Could you help me verify if I understand it correctly?
From here ctx.Algorithm need to be RouterChained to make the following work,
but the child context’s Algorithm should be the child algorithm (not RouterChained),
that check is always false during a chained invocation,
so CandidatePods never gets written and chaining effectively does not narrow candidates.
There was a problem hiding this comment.
@DaveLi8086 yep, your understand is correctly! child ctx will make CandidatePods never gets written.

*SET EXERCISE 1*
Copy the review exchange about chained contexts and CandidatePods word for word, in full.
The text and the records come from unrelated sources.

*RECORDS PROVIDED*
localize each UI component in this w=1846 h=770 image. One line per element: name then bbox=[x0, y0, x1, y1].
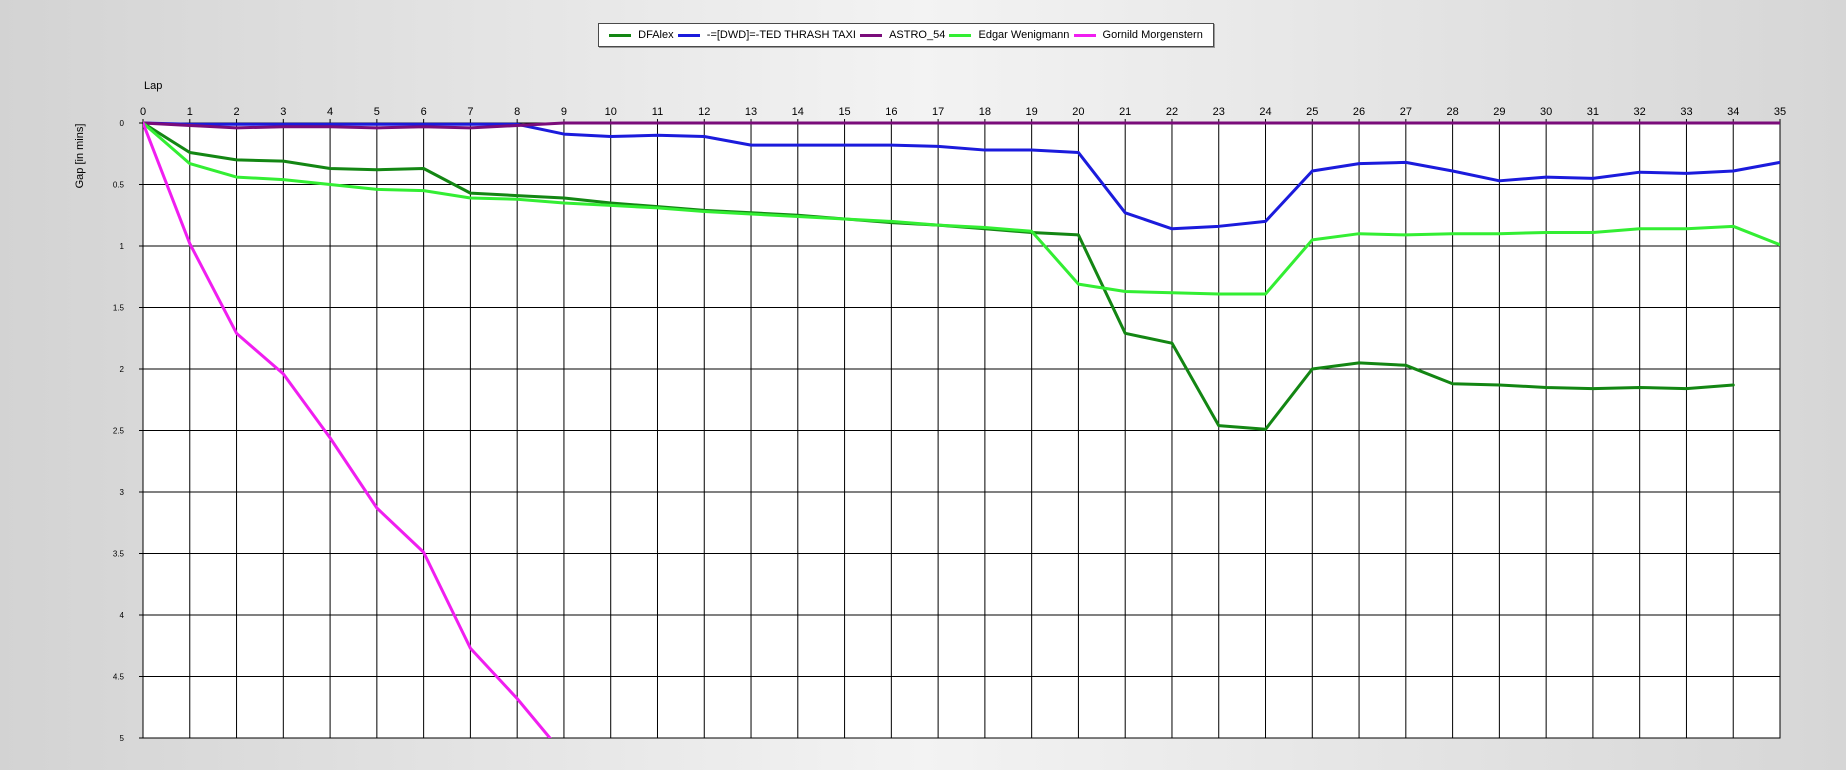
y-tick-label: 3 bbox=[120, 488, 125, 497]
x-tick-label: 17 bbox=[932, 106, 944, 118]
x-tick-label: 19 bbox=[1026, 106, 1038, 118]
x-tick-label: 18 bbox=[979, 106, 991, 118]
x-tick-label: 6 bbox=[421, 106, 427, 118]
plot-area: 0 1 2 3 4 5 6 7 8 9 10 11 12 13 14 15 16 17 18 19 20 21 22 23 24… bbox=[74, 80, 1786, 743]
x-tick-label: 29 bbox=[1493, 106, 1505, 118]
x-tick-label: 23 bbox=[1213, 106, 1225, 118]
y-tick-label: 4 bbox=[120, 611, 125, 620]
y-axis-label: Gap [in mins] bbox=[74, 124, 86, 189]
x-tick-label: 32 bbox=[1634, 106, 1646, 118]
x-tick-label: 13 bbox=[745, 106, 757, 118]
x-tick-label: 2 bbox=[233, 106, 239, 118]
x-tick-label: 34 bbox=[1727, 106, 1739, 118]
x-tick-label: 7 bbox=[467, 106, 473, 118]
y-tick-label: 5 bbox=[120, 734, 125, 743]
x-tick-label: 28 bbox=[1446, 106, 1458, 118]
x-tick-label: 20 bbox=[1072, 106, 1084, 118]
x-tick-label: 33 bbox=[1680, 106, 1692, 118]
x-tick-label: 1 bbox=[187, 106, 193, 118]
y-tick-label: 0 bbox=[120, 119, 125, 128]
y-tick-label: 4.5 bbox=[113, 673, 125, 682]
x-tick-label: 9 bbox=[561, 106, 567, 118]
y-tick-label: 0.5 bbox=[113, 181, 125, 190]
x-tick-label: 5 bbox=[374, 106, 380, 118]
x-tick-label: 25 bbox=[1306, 106, 1318, 118]
x-tick-label: 3 bbox=[280, 106, 286, 118]
x-tick-label: 26 bbox=[1353, 106, 1365, 118]
x-tick-label: 27 bbox=[1400, 106, 1412, 118]
x-tick-label: 21 bbox=[1119, 106, 1131, 118]
x-tick-label: 11 bbox=[652, 106, 663, 118]
x-tick-label: 14 bbox=[792, 106, 804, 118]
chart: DFAlex -=[DWD]=-TED THRASH TAXI ASTRO_54 Ed… bbox=[0, 0, 1846, 770]
x-tick-label: 22 bbox=[1166, 106, 1178, 118]
x-tick-label: 35 bbox=[1774, 106, 1786, 118]
y-tick-label: 2 bbox=[120, 365, 125, 374]
x-tick-label: 8 bbox=[514, 106, 520, 118]
x-tick-label: 30 bbox=[1540, 106, 1552, 118]
x-axis-label: Lap bbox=[144, 80, 162, 92]
x-tick-label: 10 bbox=[605, 106, 617, 118]
x-tick-label: 0 bbox=[140, 106, 146, 118]
x-tick-label: 24 bbox=[1259, 106, 1271, 118]
x-tick-label: 15 bbox=[838, 106, 850, 118]
x-tick-label: 4 bbox=[327, 106, 333, 118]
x-tick-label: 31 bbox=[1587, 106, 1599, 118]
x-tick-label: 16 bbox=[885, 106, 897, 118]
y-tick-label: 2.5 bbox=[113, 427, 125, 436]
y-tick-label: 1.5 bbox=[113, 304, 125, 313]
y-tick-label: 1 bbox=[120, 242, 125, 251]
y-tick-label: 3.5 bbox=[113, 550, 125, 559]
x-tick-label: 12 bbox=[698, 106, 710, 118]
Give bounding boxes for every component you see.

*SET EXERCISE 2*
Repeat the lines of the records verbatim, starting with the line that contains "y-tick-label: 3 bbox=[120, 488, 125, 497]" and going on through the line that contains "x-tick-label: 29 bbox=[1493, 106, 1505, 118]", and give only those lines.

*EXERCISE SOLUTION 1*
Could you help me verify if I understand it correctly?
From here ctx.Algorithm need to be RouterChained to make the following work,
but the child context’s Algorithm should be the child algorithm (not RouterChained),
that check is always false during a chained invocation,
so CandidatePods never gets written and chaining effectively does not narrow candidates.
There was a problem hiding this comment.
@DaveLi8086 yep, your understand is correctly! child ctx will make CandidatePods never gets written.

*EXERCISE SOLUTION 2*
y-tick-label: 3 bbox=[120, 488, 125, 497]
x-tick-label: 17 bbox=[932, 106, 944, 118]
x-tick-label: 19 bbox=[1026, 106, 1038, 118]
x-tick-label: 18 bbox=[979, 106, 991, 118]
x-tick-label: 6 bbox=[421, 106, 427, 118]
plot-area: 0 1 2 3 4 5 6 7 8 9 10 11 12 13 14 15 16 17 18 19 20 21 22 23 24… bbox=[74, 80, 1786, 743]
x-tick-label: 29 bbox=[1493, 106, 1505, 118]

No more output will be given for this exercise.